Lines of data:
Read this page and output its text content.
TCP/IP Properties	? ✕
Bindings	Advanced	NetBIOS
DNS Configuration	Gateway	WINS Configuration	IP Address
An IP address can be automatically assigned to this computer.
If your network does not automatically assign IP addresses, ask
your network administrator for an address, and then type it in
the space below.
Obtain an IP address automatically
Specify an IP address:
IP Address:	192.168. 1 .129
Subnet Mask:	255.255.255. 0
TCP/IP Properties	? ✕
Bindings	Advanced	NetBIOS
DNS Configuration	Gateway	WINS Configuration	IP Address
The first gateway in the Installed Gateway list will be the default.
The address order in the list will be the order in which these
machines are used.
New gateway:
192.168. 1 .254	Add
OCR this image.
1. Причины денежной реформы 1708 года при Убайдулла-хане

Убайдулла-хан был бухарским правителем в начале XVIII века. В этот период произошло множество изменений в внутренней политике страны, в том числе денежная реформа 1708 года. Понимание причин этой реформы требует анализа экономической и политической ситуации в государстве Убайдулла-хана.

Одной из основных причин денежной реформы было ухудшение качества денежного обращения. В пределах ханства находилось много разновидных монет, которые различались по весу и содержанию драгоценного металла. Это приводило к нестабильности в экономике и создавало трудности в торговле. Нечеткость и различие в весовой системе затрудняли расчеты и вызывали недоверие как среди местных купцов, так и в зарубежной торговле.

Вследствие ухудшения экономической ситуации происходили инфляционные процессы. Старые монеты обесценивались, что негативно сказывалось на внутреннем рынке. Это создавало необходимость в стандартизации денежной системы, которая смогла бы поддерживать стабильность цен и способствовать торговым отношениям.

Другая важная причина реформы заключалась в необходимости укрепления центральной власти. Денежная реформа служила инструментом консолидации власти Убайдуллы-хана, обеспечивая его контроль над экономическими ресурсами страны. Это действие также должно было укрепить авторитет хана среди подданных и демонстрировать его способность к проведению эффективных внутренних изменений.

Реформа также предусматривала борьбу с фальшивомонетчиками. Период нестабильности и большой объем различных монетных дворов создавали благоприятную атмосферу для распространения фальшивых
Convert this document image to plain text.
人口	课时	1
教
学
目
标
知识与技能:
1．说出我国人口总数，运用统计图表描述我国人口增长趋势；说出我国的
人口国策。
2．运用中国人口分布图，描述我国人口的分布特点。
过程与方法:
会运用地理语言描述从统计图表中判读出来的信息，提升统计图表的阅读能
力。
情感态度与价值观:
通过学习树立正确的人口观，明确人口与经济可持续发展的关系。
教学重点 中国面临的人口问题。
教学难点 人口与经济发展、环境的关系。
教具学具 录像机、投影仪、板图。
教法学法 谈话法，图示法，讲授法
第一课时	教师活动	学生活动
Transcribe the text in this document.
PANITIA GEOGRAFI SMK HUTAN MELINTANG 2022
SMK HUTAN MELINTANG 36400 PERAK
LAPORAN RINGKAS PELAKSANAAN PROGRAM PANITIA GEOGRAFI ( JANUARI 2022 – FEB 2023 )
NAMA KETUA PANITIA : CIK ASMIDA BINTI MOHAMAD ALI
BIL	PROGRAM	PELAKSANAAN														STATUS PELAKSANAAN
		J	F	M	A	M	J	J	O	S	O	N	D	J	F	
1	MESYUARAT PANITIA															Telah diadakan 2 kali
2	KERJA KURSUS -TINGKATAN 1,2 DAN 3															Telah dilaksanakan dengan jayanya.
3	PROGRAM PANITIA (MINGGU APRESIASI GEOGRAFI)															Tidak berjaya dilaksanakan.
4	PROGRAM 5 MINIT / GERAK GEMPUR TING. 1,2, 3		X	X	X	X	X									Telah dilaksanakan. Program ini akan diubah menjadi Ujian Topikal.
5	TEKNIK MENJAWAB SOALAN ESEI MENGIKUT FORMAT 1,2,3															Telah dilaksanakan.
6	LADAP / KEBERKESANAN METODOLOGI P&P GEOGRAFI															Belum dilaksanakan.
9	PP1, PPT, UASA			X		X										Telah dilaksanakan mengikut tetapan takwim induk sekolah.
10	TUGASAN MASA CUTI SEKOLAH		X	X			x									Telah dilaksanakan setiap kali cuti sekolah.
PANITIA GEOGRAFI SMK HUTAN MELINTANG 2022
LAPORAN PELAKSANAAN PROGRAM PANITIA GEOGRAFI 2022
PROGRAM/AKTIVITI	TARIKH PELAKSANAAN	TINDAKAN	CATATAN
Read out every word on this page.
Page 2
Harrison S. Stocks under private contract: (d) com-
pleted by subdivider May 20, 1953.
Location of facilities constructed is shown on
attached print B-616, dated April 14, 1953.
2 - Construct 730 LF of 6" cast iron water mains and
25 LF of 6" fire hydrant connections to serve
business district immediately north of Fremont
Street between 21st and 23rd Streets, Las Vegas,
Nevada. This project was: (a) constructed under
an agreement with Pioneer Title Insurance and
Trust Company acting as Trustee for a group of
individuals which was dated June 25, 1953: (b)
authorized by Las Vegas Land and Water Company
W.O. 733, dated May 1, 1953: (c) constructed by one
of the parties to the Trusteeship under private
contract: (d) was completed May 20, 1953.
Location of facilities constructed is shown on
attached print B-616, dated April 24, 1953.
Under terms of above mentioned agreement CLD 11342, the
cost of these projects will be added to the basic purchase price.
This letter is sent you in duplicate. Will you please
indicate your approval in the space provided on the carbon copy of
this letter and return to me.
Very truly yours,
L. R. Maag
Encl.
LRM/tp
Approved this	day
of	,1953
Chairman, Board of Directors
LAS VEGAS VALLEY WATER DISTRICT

Task description
All records above must be set down exactly, please.

Full response
Read this page and output its text content.
TCP/IP Properties	? ✕
Bindings	Advanced	NetBIOS
DNS Configuration	Gateway	WINS Configuration	IP Address
An IP address can be automatically assigned to this computer.
If your network does not automatically assign IP addresses, ask
your network administrator for an address, and then type it in
the space below.
Obtain an IP address automatically
Specify an IP address:
IP Address:	192.168. 1 .129
Subnet Mask:	255.255.255. 0
TCP/IP Properties	? ✕
Bindings	Advanced	NetBIOS
DNS Configuration	Gateway	WINS Configuration	IP Address
The first gateway in the Installed Gateway list will be the default.
The address order in the list will be the order in which these
machines are used.
New gateway:
192.168. 1 .254	Add
OCR this image.
1. Причины денежной реформы 1708 года при Убайдулла-хане

Убайдулла-хан был бухарским правителем в начале XVIII века. В этот период произошло множество изменений в внутренней политике страны, в том числе денежная реформа 1708 года. Понимание причин этой реформы требует анализа экономической и политической ситуации в государстве Убайдулла-хана.

Одной из основных причин денежной реформы было ухудшение качества денежного обращения. В пределах ханства находилось много разновидных монет, которые различались по весу и содержанию драгоценного металла. Это приводило к нестабильности в экономике и создавало трудности в торговле. Нечеткость и различие в весовой системе затрудняли расчеты и вызывали недоверие как среди местных купцов, так и в зарубежной торговле.

Вследствие ухудшения экономической ситуации происходили инфляционные процессы. Старые монеты обесценивались, что негативно сказывалось на внутреннем рынке. Это создавало необходимость в стандартизации денежной системы, которая смогла бы поддерживать стабильность цен и способствовать торговым отношениям.

Другая важная причина реформы заключалась в необходимости укрепления центральной власти. Денежная реформа служила инструментом консолидации власти Убайдуллы-хана, обеспечивая его контроль над экономическими ресурсами страны. Это действие также должно было укрепить авторитет хана среди подданных и демонстрировать его способность к проведению эффективных внутренних изменений.

Реформа также предусматривала борьбу с фальшивомонетчиками. Период нестабильности и большой объем различных монетных дворов создавали благоприятную атмосферу для распространения фальшивых
Convert this document image to plain text.
人口	课时	1
教
学
目
标
知识与技能:
1．说出我国人口总数，运用统计图表描述我国人口增长趋势；说出我国的
人口国策。
2．运用中国人口分布图，描述我国人口的分布特点。
过程与方法:
会运用地理语言描述从统计图表中判读出来的信息，提升统计图表的阅读能
力。
情感态度与价值观:
通过学习树立正确的人口观，明确人口与经济可持续发展的关系。
教学重点 中国面临的人口问题。
教学难点 人口与经济发展、环境的关系。
教具学具 录像机、投影仪、板图。
教法学法 谈话法，图示法，讲授法
第一课时	教师活动	学生活动
Transcribe the text in this document.
PANITIA GEOGRAFI SMK HUTAN MELINTANG 2022
SMK HUTAN MELINTANG 36400 PERAK
LAPORAN RINGKAS PELAKSANAAN PROGRAM PANITIA GEOGRAFI ( JANUARI 2022 – FEB 2023 )
NAMA KETUA PANITIA : CIK ASMIDA BINTI MOHAMAD ALI
BIL	PROGRAM	PELAKSANAAN														STATUS PELAKSANAAN
		J	F	M	A	M	J	J	O	S	O	N	D	J	F	
1	MESYUARAT PANITIA															Telah diadakan 2 kali
2	KERJA KURSUS -TINGKATAN 1,2 DAN 3															Telah dilaksanakan dengan jayanya.
3	PROGRAM PANITIA (MINGGU APRESIASI GEOGRAFI)															Tidak berjaya dilaksanakan.
4	PROGRAM 5 MINIT / GERAK GEMPUR TING. 1,2, 3		X	X	X	X	X									Telah dilaksanakan. Program ini akan diubah menjadi Ujian Topikal.
5	TEKNIK MENJAWAB SOALAN ESEI MENGIKUT FORMAT 1,2,3															Telah dilaksanakan.
6	LADAP / KEBERKESANAN METODOLOGI P&P GEOGRAFI															Belum dilaksanakan.
9	PP1, PPT, UASA			X		X										Telah dilaksanakan mengikut tetapan takwim induk sekolah.
10	TUGASAN MASA CUTI SEKOLAH		X	X			x									Telah dilaksanakan setiap kali cuti sekolah.
PANITIA GEOGRAFI SMK HUTAN MELINTANG 2022
LAPORAN PELAKSANAAN PROGRAM PANITIA GEOGRAFI 2022
PROGRAM/AKTIVITI	TARIKH PELAKSANAAN	TINDAKAN	CATATAN
Read out every word on this page.
Page 2
Harrison S. Stocks under private contract: (d) com-
pleted by subdivider May 20, 1953.
Location of facilities constructed is shown on
attached print B-616, dated April 14, 1953.
2 - Construct 730 LF of 6" cast iron water mains and
25 LF of 6" fire hydrant connections to serve
business district immediately north of Fremont
Street between 21st and 23rd Streets, Las Vegas,
Nevada. This project was: (a) constructed under
an agreement with Pioneer Title Insurance and
Trust Company acting as Trustee for a group of
individuals which was dated June 25, 1953: (b)
authorized by Las Vegas Land and Water Company
W.O. 733, dated May 1, 1953: (c) constructed by one
of the parties to the Trusteeship under private
contract: (d) was completed May 20, 1953.
Location of facilities constructed is shown on
attached print B-616, dated April 24, 1953.
Under terms of above mentioned agreement CLD 11342, the
cost of these projects will be added to the basic purchase price.
This letter is sent you in duplicate. Will you please
indicate your approval in the space provided on the carbon copy of
this letter and return to me.
Very truly yours,
L. R. Maag
Encl.
LRM/tp
Approved this	day
of	,1953
Chairman, Board of Directors
LAS VEGAS VALLEY WATER DISTRICT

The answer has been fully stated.